Selection:
How does one word define one’s culture?

5 Mins read

When the extroverted Carrie Bradshaw aka Sarah Jessica Parker said “Eskimos have 50 words for snow, but we have so much more for love” in one of the latest episodes of the Sex and The City series, I don’t think she wanted me to get stuck on the first part of that sentence. And yet, I did. As she kept bragging about Mr Big, and her single life, and New York City, I kept wondering: do Eskimos really have 50 words for snow?

As I put my episode on pause and google the same question, I immediately found out that there is an entire debate on the situation out there.

Dated back to 1911, a book called The Handbook of American Indian Languages written by Franz Boas – who also started the whole debacle – claimed that Eskimos have dozens, or even hundreds, of words for snow.

Extracted data:
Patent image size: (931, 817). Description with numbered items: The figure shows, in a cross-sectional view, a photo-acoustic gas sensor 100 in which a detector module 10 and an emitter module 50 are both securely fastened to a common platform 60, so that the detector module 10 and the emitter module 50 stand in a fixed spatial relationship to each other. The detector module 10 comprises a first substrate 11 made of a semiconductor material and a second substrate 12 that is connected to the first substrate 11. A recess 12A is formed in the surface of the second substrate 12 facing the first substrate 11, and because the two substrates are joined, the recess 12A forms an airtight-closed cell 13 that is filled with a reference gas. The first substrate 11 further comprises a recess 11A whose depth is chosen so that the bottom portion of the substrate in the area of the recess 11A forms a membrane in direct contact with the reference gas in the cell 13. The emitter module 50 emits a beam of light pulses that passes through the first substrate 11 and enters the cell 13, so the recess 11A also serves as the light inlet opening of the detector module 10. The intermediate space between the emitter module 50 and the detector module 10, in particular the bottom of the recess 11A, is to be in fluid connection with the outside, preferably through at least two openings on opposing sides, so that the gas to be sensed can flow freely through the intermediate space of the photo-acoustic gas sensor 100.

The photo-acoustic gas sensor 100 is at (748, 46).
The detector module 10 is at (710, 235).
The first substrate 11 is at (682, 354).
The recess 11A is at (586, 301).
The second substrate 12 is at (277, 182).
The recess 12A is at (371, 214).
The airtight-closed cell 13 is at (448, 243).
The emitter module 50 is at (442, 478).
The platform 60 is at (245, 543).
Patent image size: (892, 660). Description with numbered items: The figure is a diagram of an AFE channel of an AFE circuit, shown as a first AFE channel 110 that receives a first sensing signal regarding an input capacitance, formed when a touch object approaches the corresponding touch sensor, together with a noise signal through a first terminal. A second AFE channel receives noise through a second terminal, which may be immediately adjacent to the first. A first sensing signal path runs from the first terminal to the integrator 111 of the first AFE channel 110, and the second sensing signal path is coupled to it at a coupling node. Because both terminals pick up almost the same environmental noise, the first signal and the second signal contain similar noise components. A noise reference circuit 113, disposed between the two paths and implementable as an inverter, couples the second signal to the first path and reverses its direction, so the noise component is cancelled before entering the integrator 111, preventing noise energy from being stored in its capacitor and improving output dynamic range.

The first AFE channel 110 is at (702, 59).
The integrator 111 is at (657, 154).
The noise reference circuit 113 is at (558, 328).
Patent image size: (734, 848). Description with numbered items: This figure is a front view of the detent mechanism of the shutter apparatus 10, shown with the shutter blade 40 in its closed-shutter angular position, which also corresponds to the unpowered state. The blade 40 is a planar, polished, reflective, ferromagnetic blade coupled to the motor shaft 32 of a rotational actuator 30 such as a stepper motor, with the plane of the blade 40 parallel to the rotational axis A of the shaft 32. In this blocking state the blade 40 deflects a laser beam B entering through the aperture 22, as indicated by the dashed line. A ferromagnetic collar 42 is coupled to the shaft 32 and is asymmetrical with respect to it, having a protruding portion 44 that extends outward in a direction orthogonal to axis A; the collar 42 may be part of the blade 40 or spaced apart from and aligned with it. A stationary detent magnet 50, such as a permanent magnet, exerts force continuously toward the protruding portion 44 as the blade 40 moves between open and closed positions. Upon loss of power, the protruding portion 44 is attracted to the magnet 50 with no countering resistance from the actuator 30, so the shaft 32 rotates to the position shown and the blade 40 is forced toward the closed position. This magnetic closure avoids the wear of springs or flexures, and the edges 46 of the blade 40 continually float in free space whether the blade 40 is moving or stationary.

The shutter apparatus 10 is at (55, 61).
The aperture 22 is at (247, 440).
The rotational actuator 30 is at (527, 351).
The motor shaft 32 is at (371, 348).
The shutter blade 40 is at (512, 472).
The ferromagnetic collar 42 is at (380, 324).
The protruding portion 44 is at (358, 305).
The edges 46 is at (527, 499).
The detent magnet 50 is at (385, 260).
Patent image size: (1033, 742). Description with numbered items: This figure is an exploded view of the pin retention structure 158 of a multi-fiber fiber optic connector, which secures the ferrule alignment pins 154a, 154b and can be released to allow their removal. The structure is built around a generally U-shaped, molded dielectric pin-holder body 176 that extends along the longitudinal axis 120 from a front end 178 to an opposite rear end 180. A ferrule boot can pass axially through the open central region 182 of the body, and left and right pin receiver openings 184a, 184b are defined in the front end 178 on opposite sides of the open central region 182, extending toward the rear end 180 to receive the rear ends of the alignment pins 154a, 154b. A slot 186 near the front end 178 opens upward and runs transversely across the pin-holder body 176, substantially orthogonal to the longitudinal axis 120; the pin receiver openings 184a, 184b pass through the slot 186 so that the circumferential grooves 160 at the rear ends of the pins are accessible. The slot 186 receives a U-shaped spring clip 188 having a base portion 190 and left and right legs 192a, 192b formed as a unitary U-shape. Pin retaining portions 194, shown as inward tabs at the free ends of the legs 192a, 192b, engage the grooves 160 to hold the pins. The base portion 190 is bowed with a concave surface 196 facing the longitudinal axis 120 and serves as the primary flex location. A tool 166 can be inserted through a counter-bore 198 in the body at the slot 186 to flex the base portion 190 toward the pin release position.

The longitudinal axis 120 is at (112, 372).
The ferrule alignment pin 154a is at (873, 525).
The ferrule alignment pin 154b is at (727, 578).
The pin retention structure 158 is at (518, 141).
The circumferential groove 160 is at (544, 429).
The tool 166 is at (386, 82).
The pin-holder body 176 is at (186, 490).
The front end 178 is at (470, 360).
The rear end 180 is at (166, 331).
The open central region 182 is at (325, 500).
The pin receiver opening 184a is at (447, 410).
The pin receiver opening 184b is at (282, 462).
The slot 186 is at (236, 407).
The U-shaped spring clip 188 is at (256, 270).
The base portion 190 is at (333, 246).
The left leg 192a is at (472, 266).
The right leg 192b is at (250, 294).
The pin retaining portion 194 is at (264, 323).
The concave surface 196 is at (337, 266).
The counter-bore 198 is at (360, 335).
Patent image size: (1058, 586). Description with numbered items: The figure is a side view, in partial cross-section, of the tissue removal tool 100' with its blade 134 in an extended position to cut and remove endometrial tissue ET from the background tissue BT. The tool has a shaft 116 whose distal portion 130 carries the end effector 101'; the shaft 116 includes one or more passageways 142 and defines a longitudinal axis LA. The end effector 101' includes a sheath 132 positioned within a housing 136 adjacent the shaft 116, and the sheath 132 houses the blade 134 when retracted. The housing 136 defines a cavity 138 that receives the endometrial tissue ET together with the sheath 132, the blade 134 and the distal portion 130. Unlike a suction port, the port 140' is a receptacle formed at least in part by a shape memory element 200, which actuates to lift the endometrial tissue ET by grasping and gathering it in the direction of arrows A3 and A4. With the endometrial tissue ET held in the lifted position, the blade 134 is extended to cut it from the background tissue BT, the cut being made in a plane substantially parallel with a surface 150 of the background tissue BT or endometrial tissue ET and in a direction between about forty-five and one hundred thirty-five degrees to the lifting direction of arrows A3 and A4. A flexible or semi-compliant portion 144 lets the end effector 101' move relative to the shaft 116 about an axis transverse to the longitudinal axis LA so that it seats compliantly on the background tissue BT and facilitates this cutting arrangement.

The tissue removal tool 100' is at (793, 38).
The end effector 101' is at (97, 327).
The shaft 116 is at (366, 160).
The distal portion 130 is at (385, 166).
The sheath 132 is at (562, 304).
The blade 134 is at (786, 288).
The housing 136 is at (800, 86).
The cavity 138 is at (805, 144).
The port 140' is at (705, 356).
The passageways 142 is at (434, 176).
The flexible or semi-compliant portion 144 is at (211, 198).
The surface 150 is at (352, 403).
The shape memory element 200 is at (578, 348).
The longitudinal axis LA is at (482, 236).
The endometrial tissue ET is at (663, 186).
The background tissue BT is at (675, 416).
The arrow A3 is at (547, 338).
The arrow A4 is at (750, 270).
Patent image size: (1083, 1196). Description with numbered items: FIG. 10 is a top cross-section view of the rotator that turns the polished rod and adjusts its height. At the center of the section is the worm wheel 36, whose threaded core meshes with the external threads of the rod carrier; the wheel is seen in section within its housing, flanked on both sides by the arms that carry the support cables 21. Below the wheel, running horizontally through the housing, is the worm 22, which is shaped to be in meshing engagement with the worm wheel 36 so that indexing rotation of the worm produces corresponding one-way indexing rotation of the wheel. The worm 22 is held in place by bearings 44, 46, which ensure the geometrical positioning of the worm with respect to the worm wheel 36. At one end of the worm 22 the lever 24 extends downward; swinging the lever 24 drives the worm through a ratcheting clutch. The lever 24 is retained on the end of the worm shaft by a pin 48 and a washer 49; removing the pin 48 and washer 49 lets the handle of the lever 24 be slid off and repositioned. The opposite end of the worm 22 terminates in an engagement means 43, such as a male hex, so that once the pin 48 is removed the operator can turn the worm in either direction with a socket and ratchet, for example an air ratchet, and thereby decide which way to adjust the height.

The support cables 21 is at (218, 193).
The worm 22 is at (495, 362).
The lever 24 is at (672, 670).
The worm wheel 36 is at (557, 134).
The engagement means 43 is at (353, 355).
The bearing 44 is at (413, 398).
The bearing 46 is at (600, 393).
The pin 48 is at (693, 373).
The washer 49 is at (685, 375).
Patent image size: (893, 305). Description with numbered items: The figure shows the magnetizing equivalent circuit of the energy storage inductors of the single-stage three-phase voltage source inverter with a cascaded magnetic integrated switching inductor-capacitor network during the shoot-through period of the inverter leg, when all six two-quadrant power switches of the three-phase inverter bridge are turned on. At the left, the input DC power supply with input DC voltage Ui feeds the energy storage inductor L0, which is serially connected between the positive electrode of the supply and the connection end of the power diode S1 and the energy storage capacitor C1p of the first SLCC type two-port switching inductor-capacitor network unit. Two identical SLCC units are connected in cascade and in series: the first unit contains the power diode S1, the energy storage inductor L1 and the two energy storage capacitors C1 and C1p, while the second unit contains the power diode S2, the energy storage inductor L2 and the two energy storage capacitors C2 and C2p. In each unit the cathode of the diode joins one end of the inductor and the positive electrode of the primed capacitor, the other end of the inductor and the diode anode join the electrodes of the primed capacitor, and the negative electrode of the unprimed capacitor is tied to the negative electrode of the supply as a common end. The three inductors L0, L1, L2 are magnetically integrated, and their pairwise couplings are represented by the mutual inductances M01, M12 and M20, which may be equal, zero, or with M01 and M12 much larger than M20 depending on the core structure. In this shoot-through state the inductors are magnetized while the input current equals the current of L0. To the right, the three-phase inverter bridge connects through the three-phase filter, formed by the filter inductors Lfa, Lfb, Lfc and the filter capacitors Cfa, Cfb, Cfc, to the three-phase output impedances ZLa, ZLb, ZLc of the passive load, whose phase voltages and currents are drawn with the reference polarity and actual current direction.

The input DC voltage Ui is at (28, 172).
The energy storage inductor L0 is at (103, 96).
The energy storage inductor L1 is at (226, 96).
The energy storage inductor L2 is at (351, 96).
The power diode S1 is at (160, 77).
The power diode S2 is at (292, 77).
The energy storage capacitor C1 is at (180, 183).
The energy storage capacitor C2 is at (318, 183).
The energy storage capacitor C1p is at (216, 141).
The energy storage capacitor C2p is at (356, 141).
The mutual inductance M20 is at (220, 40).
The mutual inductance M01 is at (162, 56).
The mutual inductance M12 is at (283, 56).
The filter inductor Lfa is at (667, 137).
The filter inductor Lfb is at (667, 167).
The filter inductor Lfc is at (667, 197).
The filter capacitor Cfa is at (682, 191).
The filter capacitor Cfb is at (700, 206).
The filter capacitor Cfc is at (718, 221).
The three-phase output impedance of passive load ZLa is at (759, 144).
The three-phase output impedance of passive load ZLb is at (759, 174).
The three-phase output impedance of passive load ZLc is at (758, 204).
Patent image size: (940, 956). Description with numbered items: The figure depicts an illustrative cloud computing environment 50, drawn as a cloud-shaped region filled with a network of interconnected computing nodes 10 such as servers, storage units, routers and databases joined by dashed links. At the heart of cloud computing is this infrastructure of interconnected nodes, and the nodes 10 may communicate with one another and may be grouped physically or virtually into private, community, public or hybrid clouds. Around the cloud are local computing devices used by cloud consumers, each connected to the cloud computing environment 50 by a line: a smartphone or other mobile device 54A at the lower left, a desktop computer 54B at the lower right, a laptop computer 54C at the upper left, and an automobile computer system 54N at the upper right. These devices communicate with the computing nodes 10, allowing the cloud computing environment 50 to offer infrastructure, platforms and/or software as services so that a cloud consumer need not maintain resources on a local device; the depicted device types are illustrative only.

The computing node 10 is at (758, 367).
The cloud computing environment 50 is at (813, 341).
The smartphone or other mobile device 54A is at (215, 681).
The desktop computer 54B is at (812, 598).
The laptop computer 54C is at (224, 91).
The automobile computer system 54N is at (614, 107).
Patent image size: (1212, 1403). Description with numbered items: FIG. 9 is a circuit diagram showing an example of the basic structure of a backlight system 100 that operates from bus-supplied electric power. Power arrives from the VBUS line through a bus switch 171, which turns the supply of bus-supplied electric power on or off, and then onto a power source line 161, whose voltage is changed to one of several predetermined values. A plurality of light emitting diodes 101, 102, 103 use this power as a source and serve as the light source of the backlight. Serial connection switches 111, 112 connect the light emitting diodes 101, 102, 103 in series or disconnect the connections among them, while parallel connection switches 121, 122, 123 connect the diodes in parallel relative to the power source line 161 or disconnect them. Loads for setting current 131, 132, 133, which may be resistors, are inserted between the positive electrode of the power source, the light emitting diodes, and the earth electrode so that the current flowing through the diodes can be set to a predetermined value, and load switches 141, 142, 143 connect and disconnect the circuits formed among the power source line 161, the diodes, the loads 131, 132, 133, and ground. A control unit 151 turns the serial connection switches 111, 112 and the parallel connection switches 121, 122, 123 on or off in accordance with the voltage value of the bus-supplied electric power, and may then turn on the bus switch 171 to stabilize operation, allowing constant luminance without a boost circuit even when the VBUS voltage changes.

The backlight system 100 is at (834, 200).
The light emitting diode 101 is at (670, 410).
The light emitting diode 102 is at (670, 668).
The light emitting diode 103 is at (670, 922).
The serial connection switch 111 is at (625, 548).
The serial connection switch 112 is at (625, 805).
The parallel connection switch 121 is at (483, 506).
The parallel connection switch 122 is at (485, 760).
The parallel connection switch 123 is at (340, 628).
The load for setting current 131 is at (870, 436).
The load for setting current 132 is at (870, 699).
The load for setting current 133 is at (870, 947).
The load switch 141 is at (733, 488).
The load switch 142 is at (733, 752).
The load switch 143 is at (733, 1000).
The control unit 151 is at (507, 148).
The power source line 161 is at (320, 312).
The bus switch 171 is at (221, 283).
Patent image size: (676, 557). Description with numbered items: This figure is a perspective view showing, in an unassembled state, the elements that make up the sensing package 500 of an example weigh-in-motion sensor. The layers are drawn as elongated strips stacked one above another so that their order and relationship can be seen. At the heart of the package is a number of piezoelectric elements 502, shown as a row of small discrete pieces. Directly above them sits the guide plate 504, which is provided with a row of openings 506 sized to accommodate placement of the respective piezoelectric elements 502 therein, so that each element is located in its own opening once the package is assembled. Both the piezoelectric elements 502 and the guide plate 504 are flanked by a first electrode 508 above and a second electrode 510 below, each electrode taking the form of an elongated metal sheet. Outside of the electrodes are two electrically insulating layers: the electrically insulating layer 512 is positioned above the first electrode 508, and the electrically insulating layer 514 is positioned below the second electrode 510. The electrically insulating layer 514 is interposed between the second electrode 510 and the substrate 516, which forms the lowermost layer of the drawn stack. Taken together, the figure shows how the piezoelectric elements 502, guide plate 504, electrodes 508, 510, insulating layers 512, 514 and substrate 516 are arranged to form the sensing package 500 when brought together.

Your instructions:
List every person or character named in the article about Eskimo words for snow.

Expected answer:
Carrie Bradshaw
Sarah Jessica Parker
Mr Big
Franz Boas